* _Stored records_
■ ■ ■ ■
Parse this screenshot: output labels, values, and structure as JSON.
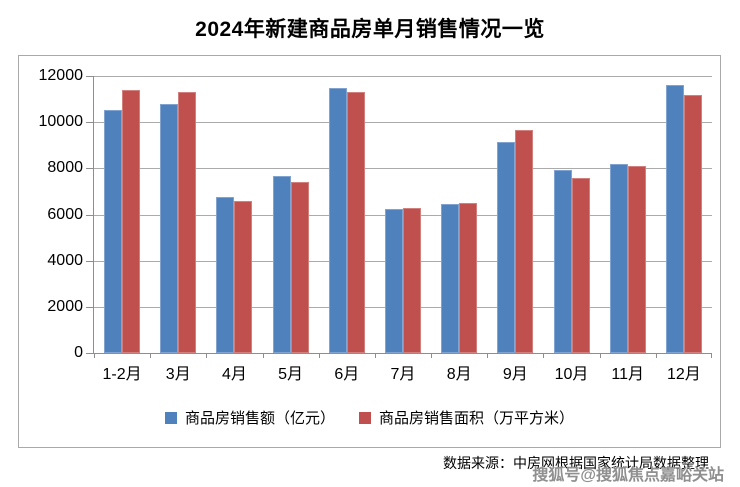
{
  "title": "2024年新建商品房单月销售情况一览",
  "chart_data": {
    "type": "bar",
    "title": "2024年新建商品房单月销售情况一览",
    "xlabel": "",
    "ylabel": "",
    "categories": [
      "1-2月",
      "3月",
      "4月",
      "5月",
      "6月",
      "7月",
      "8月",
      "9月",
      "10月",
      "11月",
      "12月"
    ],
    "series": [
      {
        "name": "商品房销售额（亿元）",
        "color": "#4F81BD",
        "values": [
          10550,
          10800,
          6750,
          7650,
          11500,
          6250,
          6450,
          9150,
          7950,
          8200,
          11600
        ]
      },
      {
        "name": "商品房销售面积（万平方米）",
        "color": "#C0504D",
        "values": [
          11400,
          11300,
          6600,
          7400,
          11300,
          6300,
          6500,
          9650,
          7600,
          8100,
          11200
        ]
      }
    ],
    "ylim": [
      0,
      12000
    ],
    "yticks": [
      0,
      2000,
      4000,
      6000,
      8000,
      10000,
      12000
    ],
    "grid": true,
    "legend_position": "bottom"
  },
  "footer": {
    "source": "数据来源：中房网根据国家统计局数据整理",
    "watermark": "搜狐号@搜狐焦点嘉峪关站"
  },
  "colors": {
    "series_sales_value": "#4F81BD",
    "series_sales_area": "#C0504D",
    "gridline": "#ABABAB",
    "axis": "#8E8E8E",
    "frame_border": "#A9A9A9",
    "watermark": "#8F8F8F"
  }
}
■ ■ ■ ■
* _Problem details_
Lines containing the word "watermark" must all be returned from the material above.

* _Result_
    "watermark": "搜狐号@搜狐焦点嘉峪关站"
    "watermark": "#8F8F8F"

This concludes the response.